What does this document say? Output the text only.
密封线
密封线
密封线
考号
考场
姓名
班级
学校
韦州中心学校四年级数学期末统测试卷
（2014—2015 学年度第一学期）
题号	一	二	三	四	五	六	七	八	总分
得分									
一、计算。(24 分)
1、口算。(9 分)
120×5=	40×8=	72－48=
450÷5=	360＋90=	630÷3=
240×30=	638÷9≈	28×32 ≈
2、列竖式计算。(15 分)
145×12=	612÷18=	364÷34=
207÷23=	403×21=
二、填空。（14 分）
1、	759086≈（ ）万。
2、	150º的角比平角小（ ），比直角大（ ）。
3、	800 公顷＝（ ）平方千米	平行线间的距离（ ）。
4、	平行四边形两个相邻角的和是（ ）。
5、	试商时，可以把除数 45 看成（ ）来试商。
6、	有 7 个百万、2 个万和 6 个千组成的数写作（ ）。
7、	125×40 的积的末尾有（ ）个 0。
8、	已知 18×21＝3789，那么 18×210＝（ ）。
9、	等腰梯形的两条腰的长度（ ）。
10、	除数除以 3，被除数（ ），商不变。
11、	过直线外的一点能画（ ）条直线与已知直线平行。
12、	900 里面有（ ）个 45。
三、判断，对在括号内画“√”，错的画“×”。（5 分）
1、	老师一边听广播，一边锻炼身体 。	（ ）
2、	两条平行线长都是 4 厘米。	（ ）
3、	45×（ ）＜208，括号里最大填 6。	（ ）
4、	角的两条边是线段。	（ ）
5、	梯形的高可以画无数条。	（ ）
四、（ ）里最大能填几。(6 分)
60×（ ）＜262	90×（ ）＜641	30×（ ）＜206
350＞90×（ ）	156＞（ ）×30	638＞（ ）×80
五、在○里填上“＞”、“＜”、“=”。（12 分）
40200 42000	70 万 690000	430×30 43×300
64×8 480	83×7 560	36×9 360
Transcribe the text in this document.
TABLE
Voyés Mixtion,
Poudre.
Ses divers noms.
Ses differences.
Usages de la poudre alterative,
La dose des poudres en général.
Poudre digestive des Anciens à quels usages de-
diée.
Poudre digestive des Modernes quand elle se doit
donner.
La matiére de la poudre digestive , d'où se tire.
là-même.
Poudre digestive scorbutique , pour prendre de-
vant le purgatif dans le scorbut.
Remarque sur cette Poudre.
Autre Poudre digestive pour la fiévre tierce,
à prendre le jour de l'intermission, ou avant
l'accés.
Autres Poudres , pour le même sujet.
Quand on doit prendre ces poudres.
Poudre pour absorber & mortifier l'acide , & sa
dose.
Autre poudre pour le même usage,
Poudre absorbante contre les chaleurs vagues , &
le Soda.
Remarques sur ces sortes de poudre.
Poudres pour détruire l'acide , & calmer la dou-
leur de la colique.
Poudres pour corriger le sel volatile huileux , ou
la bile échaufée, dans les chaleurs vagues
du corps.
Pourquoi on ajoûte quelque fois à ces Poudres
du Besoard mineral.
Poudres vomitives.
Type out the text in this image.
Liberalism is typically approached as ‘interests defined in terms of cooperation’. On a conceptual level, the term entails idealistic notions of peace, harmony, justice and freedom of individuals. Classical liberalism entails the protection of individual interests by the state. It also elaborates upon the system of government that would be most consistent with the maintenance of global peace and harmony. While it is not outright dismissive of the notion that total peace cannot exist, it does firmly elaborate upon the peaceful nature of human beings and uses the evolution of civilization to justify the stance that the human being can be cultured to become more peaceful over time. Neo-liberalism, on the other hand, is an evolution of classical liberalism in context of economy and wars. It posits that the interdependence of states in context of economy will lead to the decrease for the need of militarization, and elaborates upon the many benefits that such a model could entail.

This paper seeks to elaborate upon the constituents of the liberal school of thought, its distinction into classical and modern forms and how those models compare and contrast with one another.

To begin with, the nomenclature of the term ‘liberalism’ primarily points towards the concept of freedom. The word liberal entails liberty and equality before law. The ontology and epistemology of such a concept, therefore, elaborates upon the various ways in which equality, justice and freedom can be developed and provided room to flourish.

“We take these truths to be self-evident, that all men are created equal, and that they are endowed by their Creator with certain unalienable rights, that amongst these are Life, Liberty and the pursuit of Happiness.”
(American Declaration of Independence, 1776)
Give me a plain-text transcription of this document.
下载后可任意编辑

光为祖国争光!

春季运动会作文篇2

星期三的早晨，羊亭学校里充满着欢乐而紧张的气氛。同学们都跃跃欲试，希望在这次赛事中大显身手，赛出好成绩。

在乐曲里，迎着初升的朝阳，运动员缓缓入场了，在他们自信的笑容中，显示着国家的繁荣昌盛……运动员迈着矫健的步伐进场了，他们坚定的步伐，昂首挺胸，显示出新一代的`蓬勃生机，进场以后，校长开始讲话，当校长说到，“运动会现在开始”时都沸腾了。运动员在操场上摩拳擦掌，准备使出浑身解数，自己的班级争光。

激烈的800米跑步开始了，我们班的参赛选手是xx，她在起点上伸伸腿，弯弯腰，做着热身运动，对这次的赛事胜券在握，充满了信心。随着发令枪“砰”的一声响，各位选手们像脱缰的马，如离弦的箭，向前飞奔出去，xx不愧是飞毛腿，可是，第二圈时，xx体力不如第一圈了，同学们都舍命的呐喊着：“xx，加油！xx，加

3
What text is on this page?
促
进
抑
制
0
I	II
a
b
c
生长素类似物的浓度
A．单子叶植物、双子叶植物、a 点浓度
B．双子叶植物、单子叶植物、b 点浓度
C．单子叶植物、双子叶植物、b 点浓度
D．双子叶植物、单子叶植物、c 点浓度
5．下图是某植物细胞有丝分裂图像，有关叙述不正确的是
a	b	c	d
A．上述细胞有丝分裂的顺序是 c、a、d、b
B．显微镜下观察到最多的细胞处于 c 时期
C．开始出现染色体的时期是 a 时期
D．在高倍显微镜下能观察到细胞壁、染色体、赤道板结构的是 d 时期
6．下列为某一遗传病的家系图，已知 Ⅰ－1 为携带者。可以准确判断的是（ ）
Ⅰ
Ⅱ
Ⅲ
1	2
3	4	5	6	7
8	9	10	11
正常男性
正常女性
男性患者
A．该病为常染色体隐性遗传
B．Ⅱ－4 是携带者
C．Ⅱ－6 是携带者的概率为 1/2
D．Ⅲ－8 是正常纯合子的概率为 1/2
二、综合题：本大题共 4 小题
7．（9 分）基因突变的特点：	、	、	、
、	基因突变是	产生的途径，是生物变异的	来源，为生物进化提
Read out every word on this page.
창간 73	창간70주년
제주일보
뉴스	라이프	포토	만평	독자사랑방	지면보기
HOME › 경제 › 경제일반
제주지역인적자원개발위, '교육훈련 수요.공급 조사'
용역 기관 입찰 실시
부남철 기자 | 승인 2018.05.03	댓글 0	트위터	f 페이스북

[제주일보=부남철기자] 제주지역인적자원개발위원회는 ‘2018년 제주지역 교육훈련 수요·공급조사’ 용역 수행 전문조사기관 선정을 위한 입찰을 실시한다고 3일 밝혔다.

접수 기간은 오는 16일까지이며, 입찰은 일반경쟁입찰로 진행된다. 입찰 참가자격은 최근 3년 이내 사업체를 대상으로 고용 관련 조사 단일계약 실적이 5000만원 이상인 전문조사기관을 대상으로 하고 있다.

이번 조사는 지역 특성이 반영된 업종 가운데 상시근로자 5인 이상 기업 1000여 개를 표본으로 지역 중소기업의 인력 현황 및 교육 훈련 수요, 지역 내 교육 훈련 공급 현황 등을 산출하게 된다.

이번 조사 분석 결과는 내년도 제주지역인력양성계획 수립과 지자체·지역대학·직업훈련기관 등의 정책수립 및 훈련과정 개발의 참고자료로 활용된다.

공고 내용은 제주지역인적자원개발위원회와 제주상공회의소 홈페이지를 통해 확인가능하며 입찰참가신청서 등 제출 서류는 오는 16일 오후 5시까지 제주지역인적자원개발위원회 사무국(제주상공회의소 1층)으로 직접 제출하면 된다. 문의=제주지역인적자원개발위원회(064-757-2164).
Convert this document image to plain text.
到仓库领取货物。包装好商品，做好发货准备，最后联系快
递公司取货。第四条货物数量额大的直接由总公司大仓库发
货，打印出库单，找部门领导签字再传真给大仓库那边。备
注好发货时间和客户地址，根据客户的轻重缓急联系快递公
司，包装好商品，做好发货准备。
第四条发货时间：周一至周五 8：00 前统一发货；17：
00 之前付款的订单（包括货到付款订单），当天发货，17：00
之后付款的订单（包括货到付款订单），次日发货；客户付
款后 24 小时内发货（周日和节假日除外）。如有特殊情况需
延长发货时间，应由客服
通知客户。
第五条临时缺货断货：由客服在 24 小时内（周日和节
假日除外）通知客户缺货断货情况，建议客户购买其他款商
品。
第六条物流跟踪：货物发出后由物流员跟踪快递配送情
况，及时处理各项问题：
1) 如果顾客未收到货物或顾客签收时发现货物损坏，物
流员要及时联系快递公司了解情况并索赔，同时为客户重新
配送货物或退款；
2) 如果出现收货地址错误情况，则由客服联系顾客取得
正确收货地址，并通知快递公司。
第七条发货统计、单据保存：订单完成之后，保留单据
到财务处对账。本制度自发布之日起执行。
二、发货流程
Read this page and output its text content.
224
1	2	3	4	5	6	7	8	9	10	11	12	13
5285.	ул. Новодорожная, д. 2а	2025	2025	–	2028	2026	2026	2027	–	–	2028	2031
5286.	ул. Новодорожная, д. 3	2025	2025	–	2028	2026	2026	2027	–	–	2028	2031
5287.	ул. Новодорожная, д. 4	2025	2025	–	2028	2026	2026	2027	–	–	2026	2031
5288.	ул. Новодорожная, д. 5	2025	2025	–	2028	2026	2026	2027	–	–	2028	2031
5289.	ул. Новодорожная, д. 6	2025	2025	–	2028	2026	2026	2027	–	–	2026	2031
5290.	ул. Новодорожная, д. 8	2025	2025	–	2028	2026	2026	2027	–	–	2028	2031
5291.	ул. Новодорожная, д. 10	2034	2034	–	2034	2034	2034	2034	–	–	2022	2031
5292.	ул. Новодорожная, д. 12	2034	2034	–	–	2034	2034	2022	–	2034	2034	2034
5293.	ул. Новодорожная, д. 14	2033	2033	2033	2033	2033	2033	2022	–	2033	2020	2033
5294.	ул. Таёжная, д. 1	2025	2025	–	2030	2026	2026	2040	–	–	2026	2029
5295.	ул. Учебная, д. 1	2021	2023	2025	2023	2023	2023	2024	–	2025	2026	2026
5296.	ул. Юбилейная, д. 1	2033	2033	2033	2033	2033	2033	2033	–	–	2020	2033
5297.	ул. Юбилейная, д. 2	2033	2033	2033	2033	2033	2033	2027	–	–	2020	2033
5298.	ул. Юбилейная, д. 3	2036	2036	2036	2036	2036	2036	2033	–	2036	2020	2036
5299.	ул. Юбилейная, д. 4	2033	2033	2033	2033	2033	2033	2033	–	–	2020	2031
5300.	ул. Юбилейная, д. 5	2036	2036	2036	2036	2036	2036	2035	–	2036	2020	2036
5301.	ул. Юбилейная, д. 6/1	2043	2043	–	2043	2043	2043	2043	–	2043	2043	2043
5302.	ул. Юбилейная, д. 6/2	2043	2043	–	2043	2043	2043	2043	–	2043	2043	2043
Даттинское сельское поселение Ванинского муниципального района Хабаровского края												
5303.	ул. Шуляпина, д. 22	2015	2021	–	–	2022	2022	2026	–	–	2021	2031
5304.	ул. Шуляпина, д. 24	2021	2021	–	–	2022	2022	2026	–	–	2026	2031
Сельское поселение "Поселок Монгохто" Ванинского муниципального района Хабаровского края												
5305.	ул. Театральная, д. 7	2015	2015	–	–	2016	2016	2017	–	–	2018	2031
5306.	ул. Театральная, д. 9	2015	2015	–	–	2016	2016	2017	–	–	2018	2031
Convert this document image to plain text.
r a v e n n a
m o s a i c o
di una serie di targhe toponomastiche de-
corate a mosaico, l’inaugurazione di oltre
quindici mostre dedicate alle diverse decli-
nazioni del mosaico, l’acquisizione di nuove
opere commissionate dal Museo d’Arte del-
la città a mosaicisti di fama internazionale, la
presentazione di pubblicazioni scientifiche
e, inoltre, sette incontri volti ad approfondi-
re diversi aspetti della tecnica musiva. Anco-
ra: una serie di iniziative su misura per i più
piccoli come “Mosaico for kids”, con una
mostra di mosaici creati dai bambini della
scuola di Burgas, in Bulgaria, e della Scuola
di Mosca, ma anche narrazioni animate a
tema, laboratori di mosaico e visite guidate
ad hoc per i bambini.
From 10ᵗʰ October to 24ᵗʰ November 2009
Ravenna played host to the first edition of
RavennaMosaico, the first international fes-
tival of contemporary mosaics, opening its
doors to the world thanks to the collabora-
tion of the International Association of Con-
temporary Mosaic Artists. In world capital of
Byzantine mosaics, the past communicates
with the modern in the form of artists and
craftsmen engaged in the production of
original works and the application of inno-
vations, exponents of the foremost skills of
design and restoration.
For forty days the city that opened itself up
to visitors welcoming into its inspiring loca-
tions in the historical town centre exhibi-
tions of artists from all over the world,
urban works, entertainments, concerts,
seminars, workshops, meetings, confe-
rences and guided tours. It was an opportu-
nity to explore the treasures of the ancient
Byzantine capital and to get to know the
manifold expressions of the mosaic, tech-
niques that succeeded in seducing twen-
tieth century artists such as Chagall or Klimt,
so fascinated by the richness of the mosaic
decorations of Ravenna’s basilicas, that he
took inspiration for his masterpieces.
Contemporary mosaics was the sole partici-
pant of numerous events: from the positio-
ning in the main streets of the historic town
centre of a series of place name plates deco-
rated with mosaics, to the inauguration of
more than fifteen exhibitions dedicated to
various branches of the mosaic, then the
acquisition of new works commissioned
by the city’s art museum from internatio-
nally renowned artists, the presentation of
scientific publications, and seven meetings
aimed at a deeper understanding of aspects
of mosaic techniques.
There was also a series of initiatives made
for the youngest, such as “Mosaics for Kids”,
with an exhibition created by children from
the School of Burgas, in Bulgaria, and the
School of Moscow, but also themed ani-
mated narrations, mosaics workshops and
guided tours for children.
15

## What to work on
Find the lines above that include the string "dans" and copy them.

## Task solution
vant le purgatif dans le scorbut.
la bile échaufée, dans les chaleurs vagues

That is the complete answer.